▶ [Material for the task]
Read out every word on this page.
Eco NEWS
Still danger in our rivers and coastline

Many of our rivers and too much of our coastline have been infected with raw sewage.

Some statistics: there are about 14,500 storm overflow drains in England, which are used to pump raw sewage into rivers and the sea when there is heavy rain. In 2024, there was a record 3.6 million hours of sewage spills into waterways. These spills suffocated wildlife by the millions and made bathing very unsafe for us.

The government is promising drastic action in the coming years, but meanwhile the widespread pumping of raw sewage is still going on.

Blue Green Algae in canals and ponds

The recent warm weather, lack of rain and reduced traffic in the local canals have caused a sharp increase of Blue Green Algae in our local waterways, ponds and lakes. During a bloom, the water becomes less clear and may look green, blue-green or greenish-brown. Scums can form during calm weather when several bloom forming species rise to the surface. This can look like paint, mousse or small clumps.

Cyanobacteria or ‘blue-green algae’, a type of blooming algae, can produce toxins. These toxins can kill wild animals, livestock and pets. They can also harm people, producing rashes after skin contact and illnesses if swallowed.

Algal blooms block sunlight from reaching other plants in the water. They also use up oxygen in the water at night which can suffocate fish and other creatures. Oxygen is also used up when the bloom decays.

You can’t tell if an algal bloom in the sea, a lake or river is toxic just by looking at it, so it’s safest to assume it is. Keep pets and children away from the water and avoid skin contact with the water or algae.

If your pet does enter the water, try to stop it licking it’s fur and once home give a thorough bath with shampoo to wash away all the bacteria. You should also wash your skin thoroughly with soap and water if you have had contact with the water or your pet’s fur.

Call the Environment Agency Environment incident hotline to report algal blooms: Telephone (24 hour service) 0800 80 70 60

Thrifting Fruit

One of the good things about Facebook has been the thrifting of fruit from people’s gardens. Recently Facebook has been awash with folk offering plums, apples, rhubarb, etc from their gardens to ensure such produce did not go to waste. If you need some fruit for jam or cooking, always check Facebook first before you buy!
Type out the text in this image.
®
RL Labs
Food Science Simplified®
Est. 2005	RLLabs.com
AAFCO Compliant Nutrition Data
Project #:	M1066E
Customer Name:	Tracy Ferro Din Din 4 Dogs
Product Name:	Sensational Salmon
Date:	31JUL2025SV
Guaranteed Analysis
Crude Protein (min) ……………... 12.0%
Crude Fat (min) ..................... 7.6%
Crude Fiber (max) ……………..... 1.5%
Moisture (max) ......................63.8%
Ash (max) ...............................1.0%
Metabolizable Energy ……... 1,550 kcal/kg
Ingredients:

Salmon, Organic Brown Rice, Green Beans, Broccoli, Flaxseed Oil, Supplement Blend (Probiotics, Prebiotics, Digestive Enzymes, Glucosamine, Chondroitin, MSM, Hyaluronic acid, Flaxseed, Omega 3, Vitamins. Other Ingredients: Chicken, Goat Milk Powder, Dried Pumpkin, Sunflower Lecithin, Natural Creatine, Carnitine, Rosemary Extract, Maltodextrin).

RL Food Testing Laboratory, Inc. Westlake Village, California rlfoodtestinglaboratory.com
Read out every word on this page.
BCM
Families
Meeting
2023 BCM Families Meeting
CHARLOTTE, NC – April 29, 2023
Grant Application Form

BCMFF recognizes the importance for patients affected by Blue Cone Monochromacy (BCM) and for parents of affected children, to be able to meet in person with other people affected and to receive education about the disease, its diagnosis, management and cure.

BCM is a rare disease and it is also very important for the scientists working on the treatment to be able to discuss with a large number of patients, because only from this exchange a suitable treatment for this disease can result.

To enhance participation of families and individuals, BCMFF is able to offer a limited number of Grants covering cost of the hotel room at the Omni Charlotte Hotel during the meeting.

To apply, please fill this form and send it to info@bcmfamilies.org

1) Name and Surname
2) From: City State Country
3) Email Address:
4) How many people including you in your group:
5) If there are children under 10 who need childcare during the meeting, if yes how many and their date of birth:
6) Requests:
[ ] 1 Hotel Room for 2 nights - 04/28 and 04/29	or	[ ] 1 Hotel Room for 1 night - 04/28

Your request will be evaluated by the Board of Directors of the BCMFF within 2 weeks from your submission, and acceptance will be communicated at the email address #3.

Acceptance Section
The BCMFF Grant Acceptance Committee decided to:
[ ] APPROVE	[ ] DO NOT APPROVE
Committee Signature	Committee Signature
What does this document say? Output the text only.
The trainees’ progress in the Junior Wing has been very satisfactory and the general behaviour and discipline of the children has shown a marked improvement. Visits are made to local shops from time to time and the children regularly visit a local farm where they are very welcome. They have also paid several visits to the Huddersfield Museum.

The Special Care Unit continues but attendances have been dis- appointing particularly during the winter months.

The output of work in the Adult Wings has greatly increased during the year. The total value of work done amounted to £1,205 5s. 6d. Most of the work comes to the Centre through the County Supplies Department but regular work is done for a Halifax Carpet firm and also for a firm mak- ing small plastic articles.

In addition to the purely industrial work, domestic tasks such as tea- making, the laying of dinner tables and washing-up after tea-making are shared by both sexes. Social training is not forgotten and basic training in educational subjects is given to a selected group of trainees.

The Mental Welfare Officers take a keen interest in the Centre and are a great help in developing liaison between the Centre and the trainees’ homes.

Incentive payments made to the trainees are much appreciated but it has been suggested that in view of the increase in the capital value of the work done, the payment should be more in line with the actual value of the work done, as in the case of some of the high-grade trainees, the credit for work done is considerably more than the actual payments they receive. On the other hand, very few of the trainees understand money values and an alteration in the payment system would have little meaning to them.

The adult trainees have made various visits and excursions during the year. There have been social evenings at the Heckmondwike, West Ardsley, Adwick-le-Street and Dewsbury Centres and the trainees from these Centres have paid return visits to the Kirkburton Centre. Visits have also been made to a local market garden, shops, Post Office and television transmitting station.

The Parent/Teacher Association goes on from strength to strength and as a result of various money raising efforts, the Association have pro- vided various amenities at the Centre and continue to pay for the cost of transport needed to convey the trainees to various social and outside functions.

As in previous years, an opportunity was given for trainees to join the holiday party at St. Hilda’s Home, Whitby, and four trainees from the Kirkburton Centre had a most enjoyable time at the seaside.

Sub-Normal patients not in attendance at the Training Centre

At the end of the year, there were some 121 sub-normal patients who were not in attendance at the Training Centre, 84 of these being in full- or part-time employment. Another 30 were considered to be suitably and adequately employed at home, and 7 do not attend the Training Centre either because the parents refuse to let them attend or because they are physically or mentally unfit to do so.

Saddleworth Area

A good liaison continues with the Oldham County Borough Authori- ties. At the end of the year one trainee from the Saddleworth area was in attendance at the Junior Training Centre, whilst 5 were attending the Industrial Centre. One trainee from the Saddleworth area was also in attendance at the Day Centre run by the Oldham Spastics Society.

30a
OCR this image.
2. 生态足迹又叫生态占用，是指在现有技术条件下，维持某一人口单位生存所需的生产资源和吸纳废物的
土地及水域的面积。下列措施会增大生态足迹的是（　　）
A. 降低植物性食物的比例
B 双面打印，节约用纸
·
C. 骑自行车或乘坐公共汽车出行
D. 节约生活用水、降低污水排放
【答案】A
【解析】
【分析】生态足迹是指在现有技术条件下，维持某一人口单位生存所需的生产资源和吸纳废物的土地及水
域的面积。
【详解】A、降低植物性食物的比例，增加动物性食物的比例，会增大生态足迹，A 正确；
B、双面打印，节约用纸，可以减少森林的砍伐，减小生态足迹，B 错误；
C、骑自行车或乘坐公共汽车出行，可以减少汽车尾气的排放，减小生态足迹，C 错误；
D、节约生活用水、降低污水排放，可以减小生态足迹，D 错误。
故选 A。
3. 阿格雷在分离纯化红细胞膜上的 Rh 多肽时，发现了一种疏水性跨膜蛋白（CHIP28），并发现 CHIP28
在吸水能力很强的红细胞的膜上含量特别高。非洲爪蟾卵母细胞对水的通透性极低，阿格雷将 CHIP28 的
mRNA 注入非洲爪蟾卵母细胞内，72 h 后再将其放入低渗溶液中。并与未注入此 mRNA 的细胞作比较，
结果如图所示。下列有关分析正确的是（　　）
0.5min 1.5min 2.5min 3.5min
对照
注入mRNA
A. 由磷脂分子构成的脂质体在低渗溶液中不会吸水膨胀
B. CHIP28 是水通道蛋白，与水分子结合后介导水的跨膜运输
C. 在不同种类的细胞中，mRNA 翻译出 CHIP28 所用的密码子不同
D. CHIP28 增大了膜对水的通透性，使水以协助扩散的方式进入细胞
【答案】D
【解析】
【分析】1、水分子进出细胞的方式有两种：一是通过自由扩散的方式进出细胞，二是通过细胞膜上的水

▶ [Problem statement] Check each line in the records above for the word "result". Return those that have it.

▶ [Output of the exercise]
BCM is a rare disease and it is also very important for the scientists working on the treatment to be able to discuss with a large number of patients, because only from this exchange a suitable treatment for this disease can result.
The Parent/Teacher Association goes on from strength to strength and as a result of various money raising efforts, the Association have pro- vided various amenities at the Centre and continue to pay for the cost of transport needed to convey the trainees to various social and outside functions.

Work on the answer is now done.